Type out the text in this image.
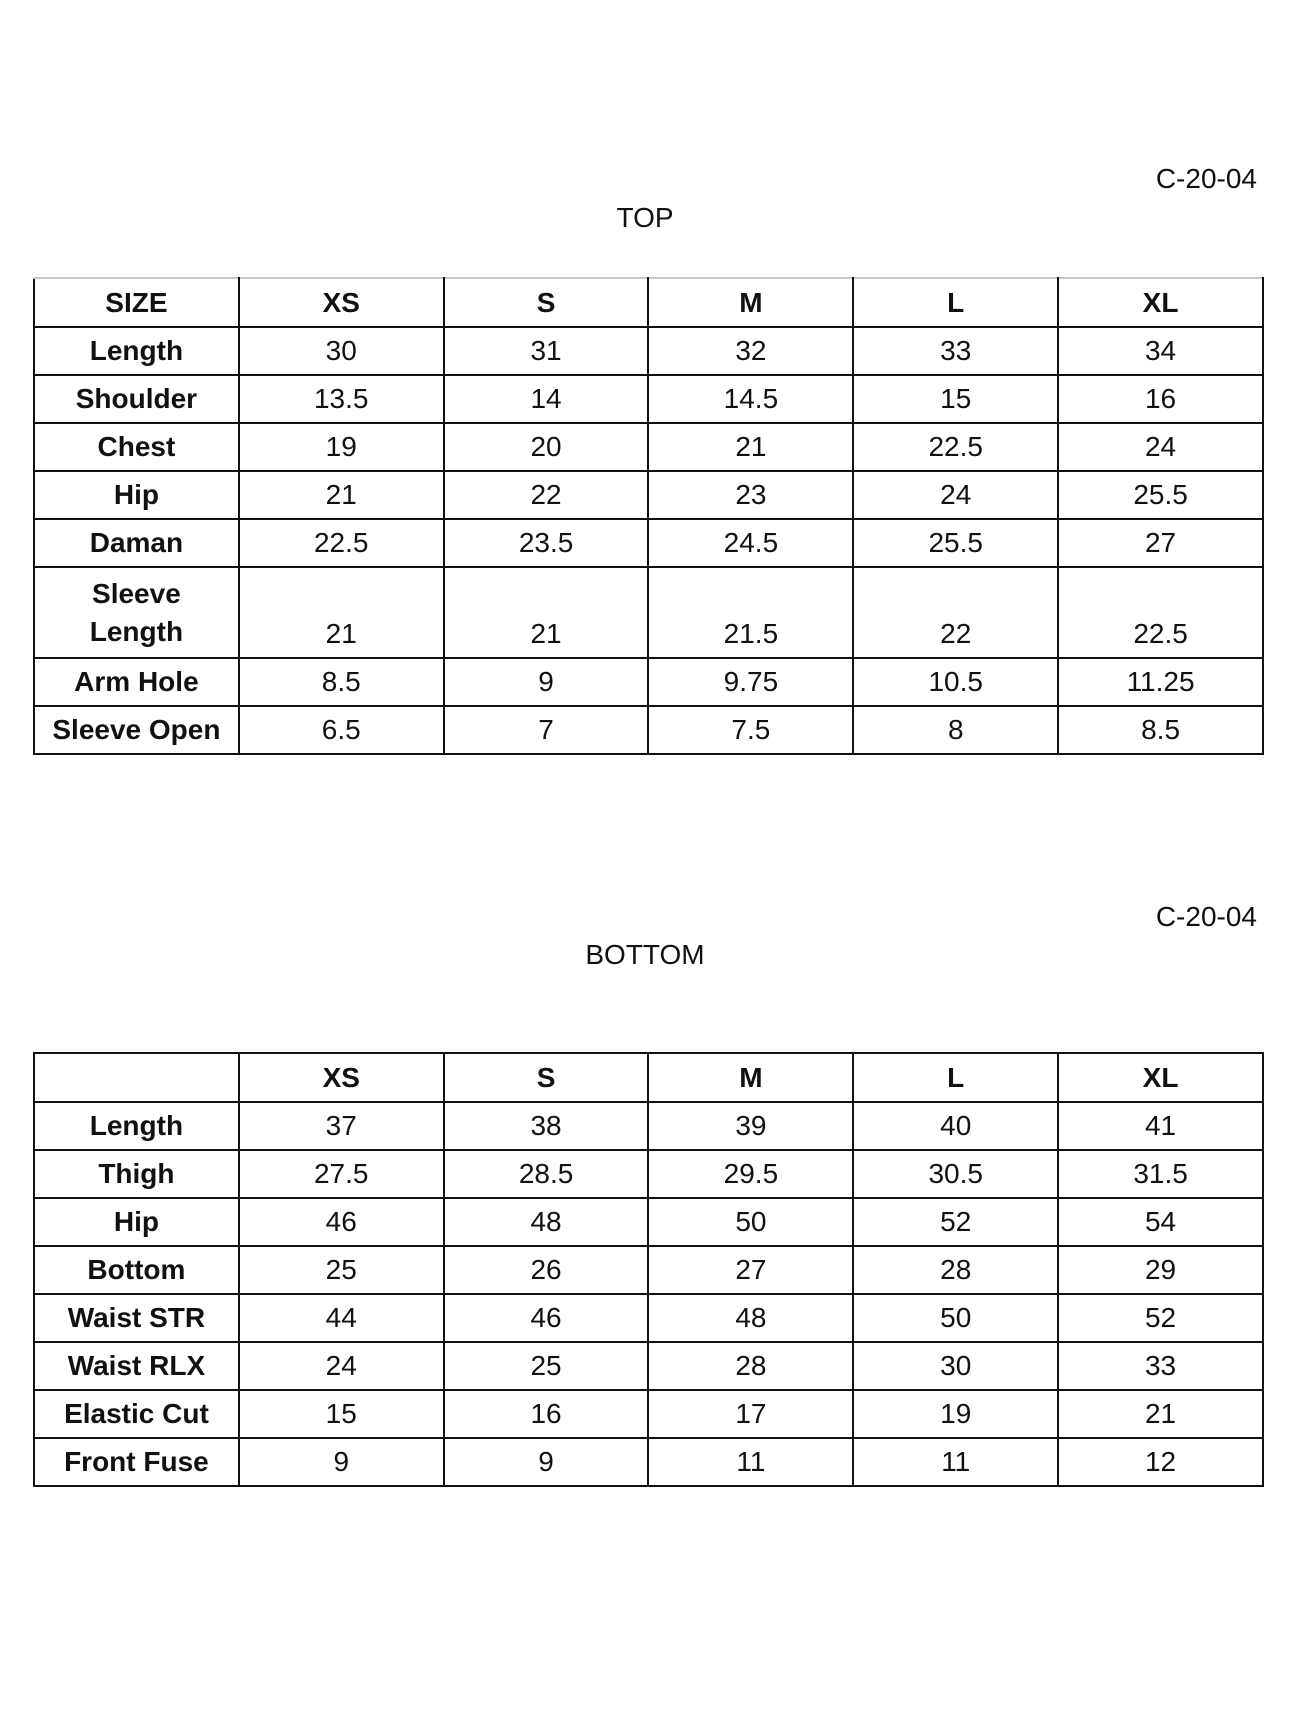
C-20-04
TOP
SIZE	XS	S	M	L	XL
Length	30	31	32	33	34
Shoulder	13.5	14	14.5	15	16
Chest	19	20	21	22.5	24
Hip	21	22	23	24	25.5
Daman	22.5	23.5	24.5	25.5	27

Sleeve
Length	21	21	21.5	22	22.5
Arm Hole	8.5	9	9.75	10.5	11.25
Sleeve Open	6.5	7	7.5	8	8.5
C-20-04
BOTTOM
	XS	S	M	L	XL
Length	37	38	39	40	41
Thigh	27.5	28.5	29.5	30.5	31.5
Hip	46	48	50	52	54
Bottom	25	26	27	28	29
Waist STR	44	46	48	50	52
Waist RLX	24	25	28	30	33
Elastic Cut	15	16	17	19	21
Front Fuse	9	9	11	11	12
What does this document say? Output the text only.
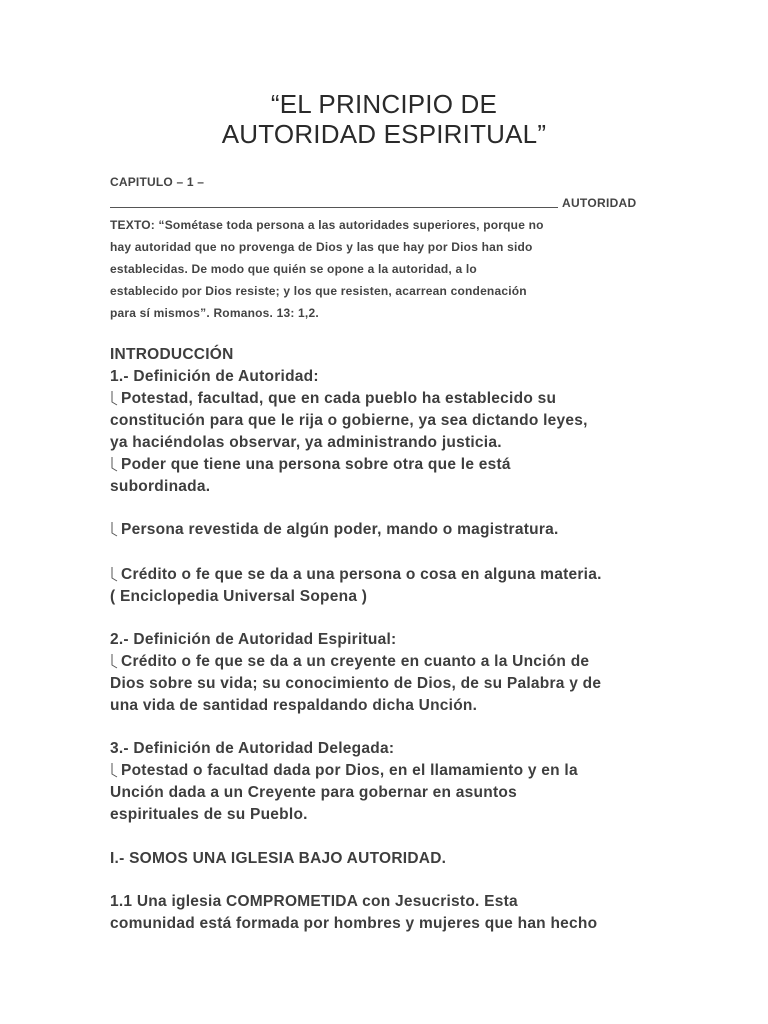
“EL PRINCIPIO DE
AUTORIDAD ESPIRITUAL”
CAPITULO – 1 –
AUTORIDAD
TEXTO: “Sométase toda persona a las autoridades superiores, porque no
hay autoridad que no provenga de Dios y las que hay por Dios han sido
establecidas. De modo que quién se opone a la autoridad, a lo
establecido por Dios resiste; y los que resisten, acarrean condenación
para sí mismos”. Romanos. 13: 1,2.
INTRODUCCIÓN
1.- Definición de Autoridad:
Potestad, facultad, que en cada pueblo ha establecido su
constitución para que le rija o gobierne, ya sea dictando leyes,
ya haciéndolas observar, ya administrando justicia.
Poder que tiene una persona sobre otra que le está
subordinada.
Persona revestida de algún poder, mando o magistratura.
Crédito o fe que se da a una persona o cosa en alguna materia.
( Enciclopedia Universal Sopena )
2.- Definición de Autoridad Espiritual:
Crédito o fe que se da a un creyente en cuanto a la Unción de
Dios sobre su vida; su conocimiento de Dios, de su Palabra y de
una vida de santidad respaldando dicha Unción.
3.- Definición de Autoridad Delegada:
Potestad o facultad dada por Dios, en el llamamiento y en la
Unción dada a un Creyente para gobernar en asuntos
espirituales de su Pueblo.
I.- SOMOS UNA IGLESIA BAJO AUTORIDAD.
1.1 Una iglesia COMPROMETIDA con Jesucristo. Esta
comunidad está formada por hombres y mujeres que han hecho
● ● ● ●
### Instructions for the task
Give an exact reproduction of every line, leaving out any picture.

### Complete response
Type out the text in this image.
C-20-04
TOP
SIZE	XS	S	M	L	XL
Length	30	31	32	33	34
Shoulder	13.5	14	14.5	15	16
Chest	19	20	21	22.5	24
Hip	21	22	23	24	25.5
Daman	22.5	23.5	24.5	25.5	27

Sleeve
Length	21	21	21.5	22	22.5
Arm Hole	8.5	9	9.75	10.5	11.25
Sleeve Open	6.5	7	7.5	8	8.5
C-20-04
BOTTOM
	XS	S	M	L	XL
Length	37	38	39	40	41
Thigh	27.5	28.5	29.5	30.5	31.5
Hip	46	48	50	52	54
Bottom	25	26	27	28	29
Waist STR	44	46	48	50	52
Waist RLX	24	25	28	30	33
Elastic Cut	15	16	17	19	21
Front Fuse	9	9	11	11	12
What does this document say? Output the text only.
“EL PRINCIPIO DE
AUTORIDAD ESPIRITUAL”
CAPITULO – 1 –
AUTORIDAD
TEXTO: “Sométase toda persona a las autoridades superiores, porque no
hay autoridad que no provenga de Dios y las que hay por Dios han sido
establecidas. De modo que quién se opone a la autoridad, a lo
establecido por Dios resiste; y los que resisten, acarrean condenación
para sí mismos”. Romanos. 13: 1,2.
INTRODUCCIÓN
1.- Definición de Autoridad:
Potestad, facultad, que en cada pueblo ha establecido su
constitución para que le rija o gobierne, ya sea dictando leyes,
ya haciéndolas observar, ya administrando justicia.
Poder que tiene una persona sobre otra que le está
subordinada.
Persona revestida de algún poder, mando o magistratura.
Crédito o fe que se da a una persona o cosa en alguna materia.
( Enciclopedia Universal Sopena )
2.- Definición de Autoridad Espiritual:
Crédito o fe que se da a un creyente en cuanto a la Unción de
Dios sobre su vida; su conocimiento de Dios, de su Palabra y de
una vida de santidad respaldando dicha Unción.
3.- Definición de Autoridad Delegada:
Potestad o facultad dada por Dios, en el llamamiento y en la
Unción dada a un Creyente para gobernar en asuntos
espirituales de su Pueblo.
I.- SOMOS UNA IGLESIA BAJO AUTORIDAD.
1.1 Una iglesia COMPROMETIDA con Jesucristo. Esta
comunidad está formada por hombres y mujeres que han hecho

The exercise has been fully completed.